What you will do:
Looking at the data that follows, count the lines containing the word "annotation" and write down only that count.

Stored items:
* * *

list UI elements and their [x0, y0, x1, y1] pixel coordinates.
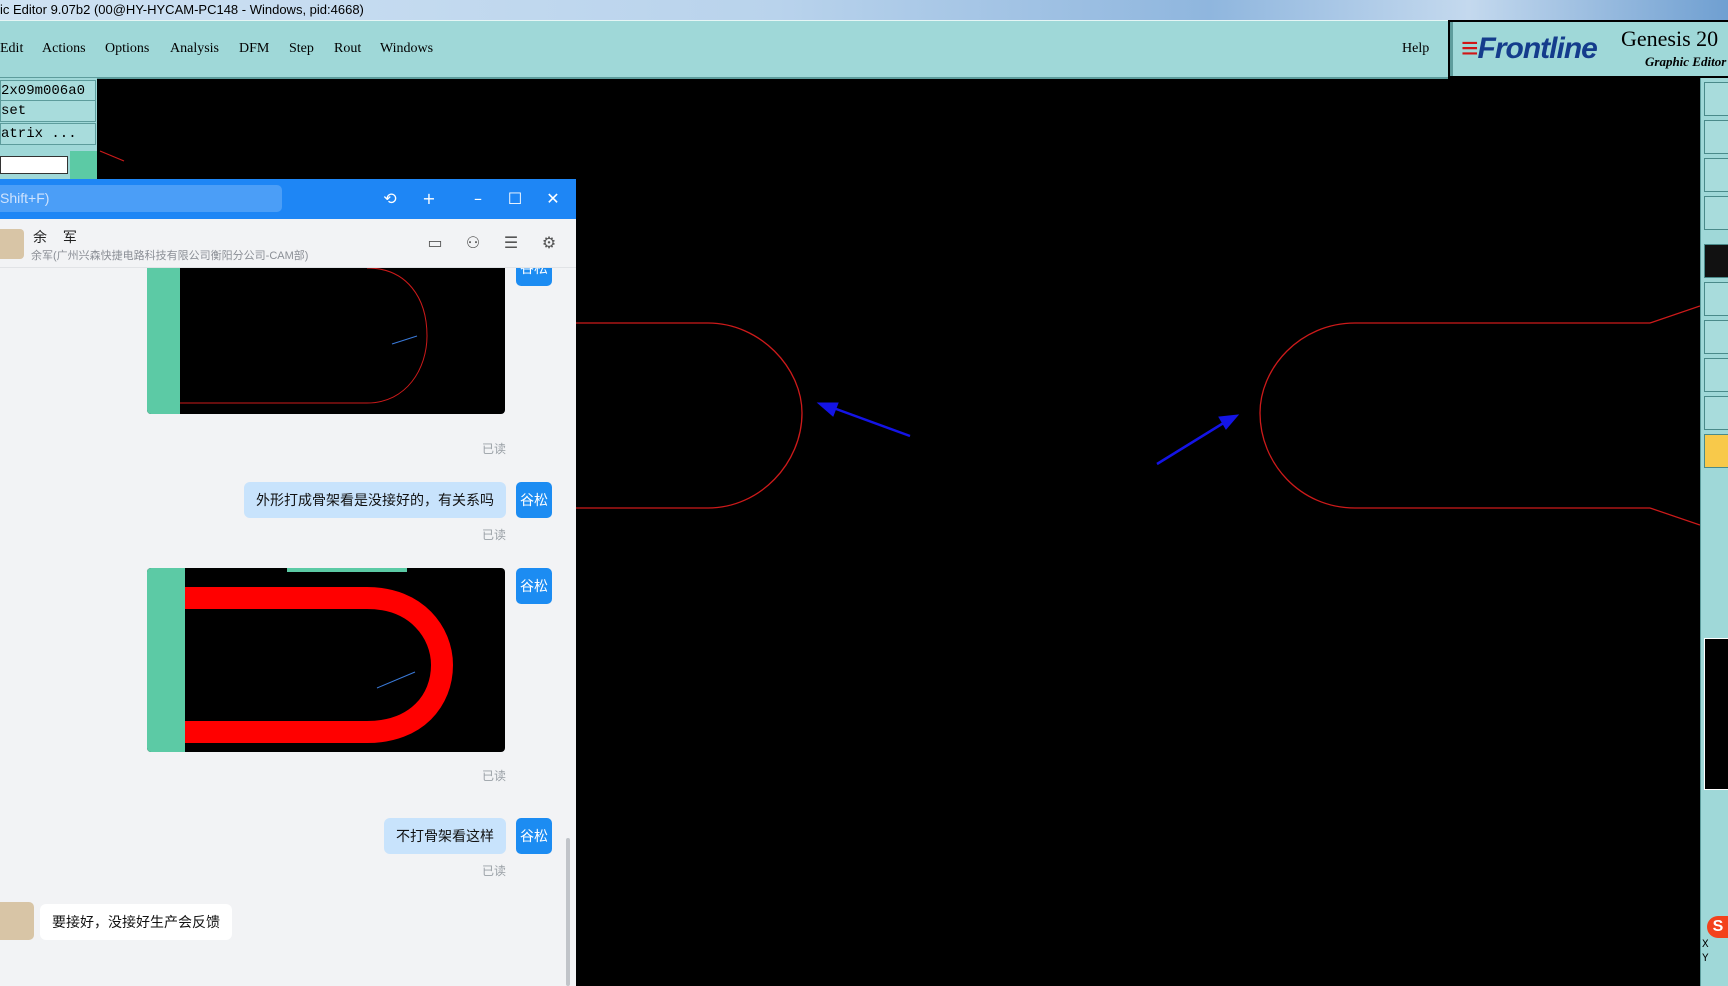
menu-rout[interactable]: Rout [334, 41, 361, 57]
chat-message-list[interactable]: 谷松 已读 外形打成骨架看是没接好的，有关系吗 谷松 已读 谷松 已读 不打骨架… [0, 268, 576, 986]
genesis-subtitle: Graphic Editor [1645, 54, 1727, 69]
tool-select-icon[interactable] [1704, 358, 1728, 392]
tool-zoom-icon[interactable] [1704, 82, 1728, 116]
ime-logo-icon[interactable]: S [1707, 916, 1728, 938]
my-avatar[interactable]: 谷松 [516, 818, 552, 854]
menu-actions[interactable]: Actions [42, 41, 86, 57]
genesis-product-name: Genesis 20 [1621, 26, 1719, 51]
coord-x-label: X [1702, 939, 1709, 951]
menu-help[interactable]: Help [1402, 41, 1429, 57]
menu-options[interactable]: Options [105, 41, 149, 57]
my-avatar[interactable]: 谷松 [516, 482, 552, 518]
folder-icon[interactable]: ▭ [425, 233, 445, 253]
minimize-icon[interactable]: – [466, 187, 490, 211]
message-bubble[interactable]: 不打骨架看这样 [384, 818, 506, 854]
tool-snap-icon[interactable] [1704, 196, 1728, 230]
add-icon[interactable]: + [417, 187, 441, 211]
layer-preview-panel [1704, 638, 1728, 790]
tool-connect-icon[interactable] [1704, 282, 1728, 316]
frontline-logo: ≡Frontline [1461, 32, 1598, 66]
close-icon[interactable]: ✕ [541, 187, 565, 211]
chat-contact-header: 余 军 余军(广州兴森快捷电路科技有限公司衡阳分公司-CAM部) ▭ ⚇ ☰ ⚙ [0, 219, 576, 268]
tool-pan-icon[interactable] [1704, 120, 1728, 154]
chat-search-input[interactable]: Shift+F) [0, 185, 282, 212]
coord-y-label: Y [1702, 953, 1709, 965]
contact-name: 余 军 [33, 229, 83, 245]
contact-avatar[interactable] [0, 229, 24, 259]
coordinate-readout: X Y [1702, 938, 1728, 984]
my-avatar[interactable]: 谷松 [516, 568, 552, 604]
add-member-icon[interactable]: ⚇ [463, 233, 483, 253]
job-name-field[interactable]: 2x09m006a0 [0, 80, 96, 102]
window-title: ic Editor 9.07b2 (00@HY-HYCAM-PC148 - Wi… [0, 2, 364, 17]
left-job-panel: 2x09m006a0 set atrix ... [0, 78, 97, 181]
menu-analysis[interactable]: Analysis [170, 41, 219, 57]
layer-input[interactable] [0, 156, 68, 174]
tool-measure-icon[interactable] [1704, 320, 1728, 354]
frontline-logo-text: Frontline [1477, 32, 1598, 65]
tool-triangle-icon[interactable] [1704, 396, 1728, 430]
set-button[interactable]: set [0, 100, 96, 122]
read-status: 已读 [482, 528, 507, 542]
chat-window: Shift+F) ⟲ + – ☐ ✕ 余 军 余军(广州兴森快捷电路科技有限公司… [0, 179, 576, 986]
menu-dfm[interactable]: DFM [239, 41, 269, 57]
read-status: 已读 [482, 864, 507, 878]
matrix-button[interactable]: atrix ... [0, 123, 96, 145]
settings-gear-icon[interactable]: ⚙ [539, 233, 559, 253]
right-outline-shape [1259, 305, 1700, 526]
menu-step[interactable]: Step [289, 41, 314, 57]
brand-logo-area: ≡Frontline Genesis 20 Graphic Editor [1450, 22, 1728, 76]
chat-title-bar: Shift+F) ⟲ + – ☐ ✕ [0, 179, 576, 219]
message-bubble[interactable]: 外形打成骨架看是没接好的，有关系吗 [244, 482, 506, 518]
search-history-icon[interactable]: ☰ [501, 233, 521, 253]
left-outline-shape [576, 322, 803, 509]
message-bubble[interactable]: 要接好，没接好生产会反馈 [40, 904, 232, 940]
red-edge-line-topleft [99, 150, 125, 162]
image-message-2[interactable] [147, 568, 505, 752]
window-title-bar: ic Editor 9.07b2 (00@HY-HYCAM-PC148 - Wi… [0, 0, 1728, 20]
tool-fit-icon[interactable] [1704, 158, 1728, 192]
right-arrow-annotation [1156, 414, 1240, 466]
menu-edit[interactable]: Edit [0, 41, 23, 57]
history-icon[interactable]: ⟲ [378, 187, 402, 211]
menu-bar: Edit Actions Options Analysis DFM Step R… [0, 20, 1448, 79]
frontline-logo-mark: ≡ [1461, 32, 1478, 65]
contact-subtitle: 余军(广州兴森快捷电路科技有限公司衡阳分公司-CAM部) [31, 250, 309, 262]
maximize-icon[interactable]: ☐ [503, 187, 527, 211]
menu-windows[interactable]: Windows [380, 41, 433, 57]
panel-green-strip [70, 151, 97, 181]
right-toolbar: S X Y [1700, 78, 1728, 986]
image-message-1[interactable] [147, 268, 505, 414]
read-status: 已读 [482, 769, 507, 783]
contact-avatar[interactable] [0, 902, 34, 940]
my-avatar[interactable]: 谷松 [516, 268, 552, 286]
left-arrow-annotation [816, 402, 911, 438]
read-status: 已读 [482, 442, 507, 456]
image-preview-2 [185, 587, 454, 743]
image-preview-1 [180, 268, 428, 404]
tool-fill-icon[interactable] [1704, 244, 1728, 278]
chat-scrollbar[interactable] [566, 838, 570, 986]
tool-pointer-icon[interactable] [1704, 434, 1728, 468]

* * *

Output for this exercise:
2